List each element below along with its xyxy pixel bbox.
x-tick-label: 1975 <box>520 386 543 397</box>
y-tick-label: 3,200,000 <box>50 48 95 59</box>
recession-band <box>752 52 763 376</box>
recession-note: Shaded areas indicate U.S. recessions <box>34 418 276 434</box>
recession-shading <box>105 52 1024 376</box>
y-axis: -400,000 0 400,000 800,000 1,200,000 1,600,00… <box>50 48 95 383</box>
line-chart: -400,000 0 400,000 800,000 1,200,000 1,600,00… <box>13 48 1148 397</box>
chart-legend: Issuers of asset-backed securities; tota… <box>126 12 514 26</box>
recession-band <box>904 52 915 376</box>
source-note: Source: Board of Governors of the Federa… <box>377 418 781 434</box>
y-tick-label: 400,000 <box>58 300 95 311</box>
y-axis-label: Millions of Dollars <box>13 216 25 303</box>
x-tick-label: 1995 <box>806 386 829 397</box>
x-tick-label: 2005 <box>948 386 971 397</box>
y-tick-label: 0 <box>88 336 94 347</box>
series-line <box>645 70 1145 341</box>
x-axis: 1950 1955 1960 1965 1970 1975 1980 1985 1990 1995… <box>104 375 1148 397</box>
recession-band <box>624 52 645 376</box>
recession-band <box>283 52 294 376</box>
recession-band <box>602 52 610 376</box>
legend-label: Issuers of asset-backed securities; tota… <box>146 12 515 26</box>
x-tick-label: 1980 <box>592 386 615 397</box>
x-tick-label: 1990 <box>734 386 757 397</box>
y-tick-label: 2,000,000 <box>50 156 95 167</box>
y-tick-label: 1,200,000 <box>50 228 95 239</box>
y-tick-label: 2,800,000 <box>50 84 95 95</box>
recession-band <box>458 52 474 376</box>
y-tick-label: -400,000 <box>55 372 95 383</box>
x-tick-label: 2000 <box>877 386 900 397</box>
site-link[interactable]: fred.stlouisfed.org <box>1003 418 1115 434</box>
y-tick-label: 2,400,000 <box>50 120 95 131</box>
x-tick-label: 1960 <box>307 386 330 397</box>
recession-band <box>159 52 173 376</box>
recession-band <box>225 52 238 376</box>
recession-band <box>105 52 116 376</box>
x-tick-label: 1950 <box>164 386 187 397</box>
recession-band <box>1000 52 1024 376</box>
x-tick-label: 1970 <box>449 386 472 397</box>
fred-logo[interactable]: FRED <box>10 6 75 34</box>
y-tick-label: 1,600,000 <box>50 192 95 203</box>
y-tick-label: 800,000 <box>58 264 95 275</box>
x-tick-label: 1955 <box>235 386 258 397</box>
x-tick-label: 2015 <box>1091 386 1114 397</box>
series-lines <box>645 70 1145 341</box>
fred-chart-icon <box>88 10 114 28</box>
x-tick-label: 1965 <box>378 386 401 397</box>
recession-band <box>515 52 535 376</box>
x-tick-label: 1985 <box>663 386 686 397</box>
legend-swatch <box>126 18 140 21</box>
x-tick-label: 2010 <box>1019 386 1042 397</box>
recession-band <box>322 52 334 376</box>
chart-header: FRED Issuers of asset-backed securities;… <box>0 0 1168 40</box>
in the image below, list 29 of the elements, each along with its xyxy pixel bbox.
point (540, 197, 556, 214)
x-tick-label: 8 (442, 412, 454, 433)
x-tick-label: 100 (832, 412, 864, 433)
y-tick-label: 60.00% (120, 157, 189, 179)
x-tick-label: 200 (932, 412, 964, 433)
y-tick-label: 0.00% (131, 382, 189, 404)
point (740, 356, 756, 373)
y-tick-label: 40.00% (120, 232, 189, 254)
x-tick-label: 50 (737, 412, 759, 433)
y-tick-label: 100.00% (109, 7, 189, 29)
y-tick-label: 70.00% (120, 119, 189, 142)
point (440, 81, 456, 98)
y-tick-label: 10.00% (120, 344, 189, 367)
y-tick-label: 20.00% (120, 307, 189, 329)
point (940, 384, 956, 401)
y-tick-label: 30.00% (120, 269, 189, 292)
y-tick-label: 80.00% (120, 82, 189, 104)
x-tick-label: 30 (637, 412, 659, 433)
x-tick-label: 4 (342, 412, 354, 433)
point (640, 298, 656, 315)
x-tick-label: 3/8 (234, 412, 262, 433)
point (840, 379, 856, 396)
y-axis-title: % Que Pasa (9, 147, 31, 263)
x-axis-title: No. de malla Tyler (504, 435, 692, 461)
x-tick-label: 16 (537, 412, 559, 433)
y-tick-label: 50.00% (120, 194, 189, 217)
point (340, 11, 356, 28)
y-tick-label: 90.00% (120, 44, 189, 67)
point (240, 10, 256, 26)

======

Turn all of the entries above into a JSON list of strings, one string per line, skipping any blank lines.

[
  "List each element below along with its xyxy pixel bbox.",
  "x-tick-label: 1975 <box>520 386 543 397</box>",
  "y-tick-label: 3,200,000 <box>50 48 95 59</box>",
  "recession-band <box>752 52 763 376</box>",
  "recession-note: Shaded areas indicate U.S. recessions <box>34 418 276 434</box>",
  "recession-shading <box>105 52 1024 376</box>",
  "y-axis: -400,000 0 400,000 800,000 1,200,000 1,600,00… <box>50 48 95 383</box>",
  "line-chart: -400,000 0 400,000 800,000 1,200,000 1,600,00… <box>13 48 1148 397</box>",
  "chart-legend: Issuers of asset-backed securities; tota… <box>126 12 514 26</box>",
  "recession-band <box>904 52 915 376</box>",
  "source-note: Source: Board of Governors of the Federa… <box>377 418 781 434</box>",
  "y-tick-label: 400,000 <box>58 300 95 311</box>",
  "y-axis-label: Millions of Dollars <box>13 216 25 303</box>",
  "x-tick-label: 1995 <box>806 386 829 397</box>",
  "x-tick-label: 2005 <box>948 386 971 397</box>",
  "y-tick-label: 0 <box>88 336 94 347</box>",
  "series-line <box>645 70 1145 341</box>",
  "x-axis: 1950 1955 1960 1965 1970 1975 1980 1985 1990 1995… <box>104 375 1148 397</box>",
  "recession-band <box>624 52 645 376</box>",
  "recession-band <box>283 52 294 376</box>",
  "recession-band <box>602 52 610 376</box>",
  "legend-label: Issuers of asset-backed securities; tota… <box>146 12 515 26</box>",
  "x-tick-label: 1980 <box>592 386 615 397</box>",
  "x-tick-label: 1990 <box>734 386 757 397</box>",
  "y-tick-label: 2,000,000 <box>50 156 95 167</box>",
  "y-tick-label: 1,200,000 <box>50 228 95 239</box>",
  "y-tick-label: 2,800,000 <box>50 84 95 95</box>",
  "recession-band <box>458 52 474 376</box>",
  "y-tick-label: -400,000 <box>55 372 95 383</box>",
  "x-tick-label: 2000 <box>877 386 900 397</box>",
  "site-link[interactable]: fred.stlouisfed.org <box>1003 418 1115 434</box>",
  "y-tick-label: 2,400,000 <box>50 120 95 131</box>",
  "x-tick-label: 1960 <box>307 386 330 397</box>",
  "recession-band <box>159 52 173 376</box>",
  "recession-band <box>225 52 238 376</box>",
  "recession-band <box>105 52 116 376</box>",
  "x-tick-label: 1950 <box>164 386 187 397</box>",
  "recession-band <box>1000 52 1024 376</box>",
  "x-tick-label: 1970 <box>449 386 472 397</box>",
  "fred-logo[interactable]: FRED <box>10 6 75 34</box>",
  "y-tick-label: 1,600,000 <box>50 192 95 203</box>",
  "y-tick-label: 800,000 <box>58 264 95 275</box>",
  "x-tick-label: 1955 <box>235 386 258 397</box>",
  "x-tick-label: 2015 <box>1091 386 1114 397</box>",
  "series-lines <box>645 70 1145 341</box>",
  "fred-chart-icon <box>88 10 114 28</box>",
  "x-tick-label: 1965 <box>378 386 401 397</box>",
  "recession-band <box>515 52 535 376</box>",
  "x-tick-label: 1985 <box>663 386 686 397</box>",
  "legend-swatch <box>126 18 140 21</box>",
  "x-tick-label: 2010 <box>1019 386 1042 397</box>",
  "recession-band <box>322 52 334 376</box>",
  "chart-header: FRED Issuers of asset-backed securities;… <box>0 0 1168 40</box>",
  "in the image below, list 29 of the elements, each along with its xyxy pixel bbox.",
  "point (540, 197, 556, 214)",
  "x-tick-label: 8 (442, 412, 454, 433)",
  "x-tick-label: 100 (832, 412, 864, 433)",
  "y-tick-label: 60.00% (120, 157, 189, 179)",
  "x-tick-label: 200 (932, 412, 964, 433)",
  "y-tick-label: 0.00% (131, 382, 189, 404)",
  "point (740, 356, 756, 373)",
  "y-tick-label: 40.00% (120, 232, 189, 254)",
  "x-tick-label: 50 (737, 412, 759, 433)",
  "y-tick-label: 100.00% (109, 7, 189, 29)",
  "y-tick-label: 70.00% (120, 119, 189, 142)",
  "point (440, 81, 456, 98)",
  "y-tick-label: 10.00% (120, 344, 189, 367)",
  "y-tick-label: 20.00% (120, 307, 189, 329)",
  "point (940, 384, 956, 401)",
  "y-tick-label: 30.00% (120, 269, 189, 292)",
  "y-tick-label: 80.00% (120, 82, 189, 104)",
  "x-tick-label: 30 (637, 412, 659, 433)",
  "x-tick-label: 4 (342, 412, 354, 433)",
  "point (640, 298, 656, 315)",
  "x-tick-label: 3/8 (234, 412, 262, 433)",
  "point (840, 379, 856, 396)",
  "y-axis-title: % Que Pasa (9, 147, 31, 263)",
  "x-axis-title: No. de malla Tyler (504, 435, 692, 461)",
  "x-tick-label: 16 (537, 412, 559, 433)",
  "y-tick-label: 50.00% (120, 194, 189, 217)",
  "point (340, 11, 356, 28)",
  "y-tick-label: 90.00% (120, 44, 189, 67)",
  "point (240, 10, 256, 26)"
]